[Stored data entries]

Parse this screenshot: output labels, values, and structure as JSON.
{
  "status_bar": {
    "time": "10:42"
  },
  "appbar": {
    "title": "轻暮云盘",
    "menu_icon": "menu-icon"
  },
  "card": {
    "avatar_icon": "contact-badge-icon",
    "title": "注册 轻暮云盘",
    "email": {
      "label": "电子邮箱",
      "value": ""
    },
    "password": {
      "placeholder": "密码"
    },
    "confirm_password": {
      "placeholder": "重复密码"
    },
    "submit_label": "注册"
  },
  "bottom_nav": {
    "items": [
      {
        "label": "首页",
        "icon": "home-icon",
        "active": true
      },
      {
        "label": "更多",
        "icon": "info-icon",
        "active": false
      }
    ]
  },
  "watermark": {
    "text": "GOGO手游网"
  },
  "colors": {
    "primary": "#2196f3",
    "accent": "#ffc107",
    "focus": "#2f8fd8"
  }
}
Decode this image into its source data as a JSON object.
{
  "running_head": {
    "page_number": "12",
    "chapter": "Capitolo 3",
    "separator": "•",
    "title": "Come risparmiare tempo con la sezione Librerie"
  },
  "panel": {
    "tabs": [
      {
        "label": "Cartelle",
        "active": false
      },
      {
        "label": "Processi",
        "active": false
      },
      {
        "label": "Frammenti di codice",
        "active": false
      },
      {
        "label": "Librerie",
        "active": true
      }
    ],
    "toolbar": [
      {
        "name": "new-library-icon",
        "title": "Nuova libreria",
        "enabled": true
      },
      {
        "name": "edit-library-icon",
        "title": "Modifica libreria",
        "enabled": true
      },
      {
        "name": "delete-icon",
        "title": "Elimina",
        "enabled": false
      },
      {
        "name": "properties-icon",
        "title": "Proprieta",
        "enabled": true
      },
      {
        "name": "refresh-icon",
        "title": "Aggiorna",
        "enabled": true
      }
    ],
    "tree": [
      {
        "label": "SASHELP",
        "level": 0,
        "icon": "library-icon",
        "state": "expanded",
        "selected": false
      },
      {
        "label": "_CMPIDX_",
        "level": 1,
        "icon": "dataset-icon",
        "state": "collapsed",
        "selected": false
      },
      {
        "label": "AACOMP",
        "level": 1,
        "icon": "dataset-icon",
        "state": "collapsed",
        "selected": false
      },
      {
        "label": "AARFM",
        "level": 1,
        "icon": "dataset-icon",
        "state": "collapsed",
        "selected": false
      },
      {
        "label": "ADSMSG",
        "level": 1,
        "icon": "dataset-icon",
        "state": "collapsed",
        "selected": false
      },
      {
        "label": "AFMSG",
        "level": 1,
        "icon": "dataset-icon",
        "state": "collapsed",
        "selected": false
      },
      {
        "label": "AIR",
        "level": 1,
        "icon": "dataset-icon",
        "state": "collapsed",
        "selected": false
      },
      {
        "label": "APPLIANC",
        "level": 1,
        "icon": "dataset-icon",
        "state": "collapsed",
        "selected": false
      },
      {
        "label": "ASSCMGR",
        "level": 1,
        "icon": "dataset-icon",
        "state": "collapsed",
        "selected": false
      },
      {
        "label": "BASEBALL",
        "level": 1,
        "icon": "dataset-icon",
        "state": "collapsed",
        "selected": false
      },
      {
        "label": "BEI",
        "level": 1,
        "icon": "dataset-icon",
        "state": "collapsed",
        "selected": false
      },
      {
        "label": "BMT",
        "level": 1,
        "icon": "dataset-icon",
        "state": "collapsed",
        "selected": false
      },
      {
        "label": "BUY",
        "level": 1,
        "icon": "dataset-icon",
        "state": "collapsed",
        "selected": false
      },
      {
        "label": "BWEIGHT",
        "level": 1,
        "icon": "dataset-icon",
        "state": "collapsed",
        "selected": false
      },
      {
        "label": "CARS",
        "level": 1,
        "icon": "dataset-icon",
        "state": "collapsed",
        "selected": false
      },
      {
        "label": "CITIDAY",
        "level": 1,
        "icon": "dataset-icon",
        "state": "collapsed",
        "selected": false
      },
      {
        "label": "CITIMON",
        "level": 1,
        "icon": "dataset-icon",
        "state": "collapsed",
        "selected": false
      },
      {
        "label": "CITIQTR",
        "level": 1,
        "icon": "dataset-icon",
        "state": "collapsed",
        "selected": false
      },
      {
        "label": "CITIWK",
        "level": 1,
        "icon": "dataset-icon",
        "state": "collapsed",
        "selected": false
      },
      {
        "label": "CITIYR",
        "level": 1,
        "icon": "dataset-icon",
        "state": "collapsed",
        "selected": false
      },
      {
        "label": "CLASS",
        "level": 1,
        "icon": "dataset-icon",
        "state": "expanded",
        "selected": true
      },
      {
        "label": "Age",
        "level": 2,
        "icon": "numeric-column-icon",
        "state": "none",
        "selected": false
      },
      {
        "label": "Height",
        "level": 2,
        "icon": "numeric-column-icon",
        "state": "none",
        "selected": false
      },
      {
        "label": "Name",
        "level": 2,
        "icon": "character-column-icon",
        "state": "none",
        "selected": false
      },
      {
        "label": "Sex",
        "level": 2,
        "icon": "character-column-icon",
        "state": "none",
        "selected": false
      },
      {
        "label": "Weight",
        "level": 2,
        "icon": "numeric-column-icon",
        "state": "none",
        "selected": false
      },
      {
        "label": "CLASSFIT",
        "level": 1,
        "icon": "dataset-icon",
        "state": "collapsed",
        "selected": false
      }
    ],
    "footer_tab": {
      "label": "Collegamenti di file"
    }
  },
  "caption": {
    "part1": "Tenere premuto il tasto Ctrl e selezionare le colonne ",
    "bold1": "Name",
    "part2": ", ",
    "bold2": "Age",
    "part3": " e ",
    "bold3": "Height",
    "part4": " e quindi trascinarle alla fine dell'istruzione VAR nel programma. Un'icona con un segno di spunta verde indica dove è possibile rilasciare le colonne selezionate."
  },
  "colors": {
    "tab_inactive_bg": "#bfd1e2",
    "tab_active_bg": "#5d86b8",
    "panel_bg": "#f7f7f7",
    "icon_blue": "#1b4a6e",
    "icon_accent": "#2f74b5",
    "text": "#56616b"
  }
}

Request:
Reproduce the material exactly, with every line intact.

Exercise response:
Parse this screenshot: output labels, values, and structure as JSON.
{
  "status_bar": {
    "time": "10:42"
  },
  "appbar": {
    "title": "轻暮云盘",
    "menu_icon": "menu-icon"
  },
  "card": {
    "avatar_icon": "contact-badge-icon",
    "title": "注册 轻暮云盘",
    "email": {
      "label": "电子邮箱",
      "value": ""
    },
    "password": {
      "placeholder": "密码"
    },
    "confirm_password": {
      "placeholder": "重复密码"
    },
    "submit_label": "注册"
  },
  "bottom_nav": {
    "items": [
      {
        "label": "首页",
        "icon": "home-icon",
        "active": true
      },
      {
        "label": "更多",
        "icon": "info-icon",
        "active": false
      }
    ]
  },
  "watermark": {
    "text": "GOGO手游网"
  },
  "colors": {
    "primary": "#2196f3",
    "accent": "#ffc107",
    "focus": "#2f8fd8"
  }
}
Decode this image into its source data as a JSON object.
{
  "running_head": {
    "page_number": "12",
    "chapter": "Capitolo 3",
    "separator": "•",
    "title": "Come risparmiare tempo con la sezione Librerie"
  },
  "panel": {
    "tabs": [
      {
        "label": "Cartelle",
        "active": false
      },
      {
        "label": "Processi",
        "active": false
      },
      {
        "label": "Frammenti di codice",
        "active": false
      },
      {
        "label": "Librerie",
        "active": true
      }
    ],
    "toolbar": [
      {
        "name": "new-library-icon",
        "title": "Nuova libreria",
        "enabled": true
      },
      {
        "name": "edit-library-icon",
        "title": "Modifica libreria",
        "enabled": true
      },
      {
        "name": "delete-icon",
        "title": "Elimina",
        "enabled": false
      },
      {
        "name": "properties-icon",
        "title": "Proprieta",
        "enabled": true
      },
      {
        "name": "refresh-icon",
        "title": "Aggiorna",
        "enabled": true
      }
    ],
    "tree": [
      {
        "label": "SASHELP",
        "level": 0,
        "icon": "library-icon",
        "state": "expanded",
        "selected": false
      },
      {
        "label": "_CMPIDX_",
        "level": 1,
        "icon": "dataset-icon",
        "state": "collapsed",
        "selected": false
      },
      {
        "label": "AACOMP",
        "level": 1,
        "icon": "dataset-icon",
        "state": "collapsed",
        "selected": false
      },
      {
        "label": "AARFM",
        "level": 1,
        "icon": "dataset-icon",
        "state": "collapsed",
        "selected": false
      },
      {
        "label": "ADSMSG",
        "level": 1,
        "icon": "dataset-icon",
        "state": "collapsed",
        "selected": false
      },
      {
        "label": "AFMSG",
        "level": 1,
        "icon": "dataset-icon",
        "state": "collapsed",
        "selected": false
      },
      {
        "label": "AIR",
        "level": 1,
        "icon": "dataset-icon",
        "state": "collapsed",
        "selected": false
      },
      {
        "label": "APPLIANC",
        "level": 1,
        "icon": "dataset-icon",
        "state": "collapsed",
        "selected": false
      },
      {
        "label": "ASSCMGR",
        "level": 1,
        "icon": "dataset-icon",
        "state": "collapsed",
        "selected": false
      },
      {
        "label": "BASEBALL",
        "level": 1,
        "icon": "dataset-icon",
        "state": "collapsed",
        "selected": false
      },
      {
        "label": "BEI",
        "level": 1,
        "icon": "dataset-icon",
        "state": "collapsed",
        "selected": false
      },
      {
        "label": "BMT",
        "level": 1,
        "icon": "dataset-icon",
        "state": "collapsed",
        "selected": false
      },
      {
        "label": "BUY",
        "level": 1,
        "icon": "dataset-icon",
        "state": "collapsed",
        "selected": false
      },
      {
        "label": "BWEIGHT",
        "level": 1,
        "icon": "dataset-icon",
        "state": "collapsed",
        "selected": false
      },
      {
        "label": "CARS",
        "level": 1,
        "icon": "dataset-icon",
        "state": "collapsed",
        "selected": false
      },
      {
        "label": "CITIDAY",
        "level": 1,
        "icon": "dataset-icon",
        "state": "collapsed",
        "selected": false
      },
      {
        "label": "CITIMON",
        "level": 1,
        "icon": "dataset-icon",
        "state": "collapsed",
        "selected": false
      },
      {
        "label": "CITIQTR",
        "level": 1,
        "icon": "dataset-icon",
        "state": "collapsed",
        "selected": false
      },
      {
        "label": "CITIWK",
        "level": 1,
        "icon": "dataset-icon",
        "state": "collapsed",
        "selected": false
      },
      {
        "label": "CITIYR",
        "level": 1,
        "icon": "dataset-icon",
        "state": "collapsed",
        "selected": false
      },
      {
        "label": "CLASS",
        "level": 1,
        "icon": "dataset-icon",
        "state": "expanded",
        "selected": true
      },
      {
        "label": "Age",
        "level": 2,
        "icon": "numeric-column-icon",
        "state": "none",
        "selected": false
      },
      {
        "label": "Height",
        "level": 2,
        "icon": "numeric-column-icon",
        "state": "none",
        "selected": false
      },
      {
        "label": "Name",
        "level": 2,
        "icon": "character-column-icon",
        "state": "none",
        "selected": false
      },
      {
        "label": "Sex",
        "level": 2,
        "icon": "character-column-icon",
        "state": "none",
        "selected": false
      },
      {
        "label": "Weight",
        "level": 2,
        "icon": "numeric-column-icon",
        "state": "none",
        "selected": false
      },
      {
        "label": "CLASSFIT",
        "level": 1,
        "icon": "dataset-icon",
        "state": "collapsed",
        "selected": false
      }
    ],
    "footer_tab": {
      "label": "Collegamenti di file"
    }
  },
  "caption": {
    "part1": "Tenere premuto il tasto Ctrl e selezionare le colonne ",
    "bold1": "Name",
    "part2": ", ",
    "bold2": "Age",
    "part3": " e ",
    "bold3": "Height",
    "part4": " e quindi trascinarle alla fine dell'istruzione VAR nel programma. Un'icona con un segno di spunta verde indica dove è possibile rilasciare le colonne selezionate."
  },
  "colors": {
    "tab_inactive_bg": "#bfd1e2",
    "tab_active_bg": "#5d86b8",
    "panel_bg": "#f7f7f7",
    "icon_blue": "#1b4a6e",
    "icon_accent": "#2f74b5",
    "text": "#56616b"
  }
}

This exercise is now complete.